▸ **THE RECORDS**
* Begin *

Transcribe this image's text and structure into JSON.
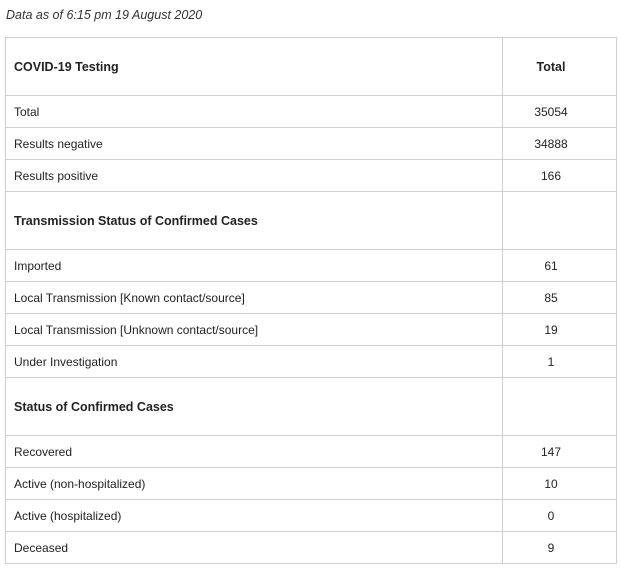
{
  "caption": "Data as of 6:15 pm 19 August 2020",
  "header": {
    "label": "COVID-19 Testing",
    "total": "Total"
  },
  "testing": [
    {
      "label": "Total",
      "value": "35054"
    },
    {
      "label": "Results negative",
      "value": "34888"
    },
    {
      "label": "Results positive",
      "value": "166"
    }
  ],
  "transmission": {
    "title": "Transmission Status of Confirmed Cases",
    "rows": [
      {
        "label": "Imported",
        "value": "61"
      },
      {
        "label": "Local Transmission [Known contact/source]",
        "value": "85"
      },
      {
        "label": "Local Transmission [Unknown contact/source]",
        "value": "19"
      },
      {
        "label": "Under Investigation",
        "value": "1"
      }
    ]
  },
  "status": {
    "title": "Status of Confirmed Cases",
    "rows": [
      {
        "label": "Recovered",
        "value": "147"
      },
      {
        "label": "Active (non-hospitalized)",
        "value": "10"
      },
      {
        "label": "Active (hospitalized)",
        "value": "0"
      },
      {
        "label": "Deceased",
        "value": "9"
      }
    ]
  }
}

* End *

Copy out each record shown above without alteration, skipping any picture.

Transcribe this image's text and structure into JSON.
{
  "caption": "Data as of 6:15 pm 19 August 2020",
  "header": {
    "label": "COVID-19 Testing",
    "total": "Total"
  },
  "testing": [
    {
      "label": "Total",
      "value": "35054"
    },
    {
      "label": "Results negative",
      "value": "34888"
    },
    {
      "label": "Results positive",
      "value": "166"
    }
  ],
  "transmission": {
    "title": "Transmission Status of Confirmed Cases",
    "rows": [
      {
        "label": "Imported",
        "value": "61"
      },
      {
        "label": "Local Transmission [Known contact/source]",
        "value": "85"
      },
      {
        "label": "Local Transmission [Unknown contact/source]",
        "value": "19"
      },
      {
        "label": "Under Investigation",
        "value": "1"
      }
    ]
  },
  "status": {
    "title": "Status of Confirmed Cases",
    "rows": [
      {
        "label": "Recovered",
        "value": "147"
      },
      {
        "label": "Active (non-hospitalized)",
        "value": "10"
      },
      {
        "label": "Active (hospitalized)",
        "value": "0"
      },
      {
        "label": "Deceased",
        "value": "9"
      }
    ]
  }
}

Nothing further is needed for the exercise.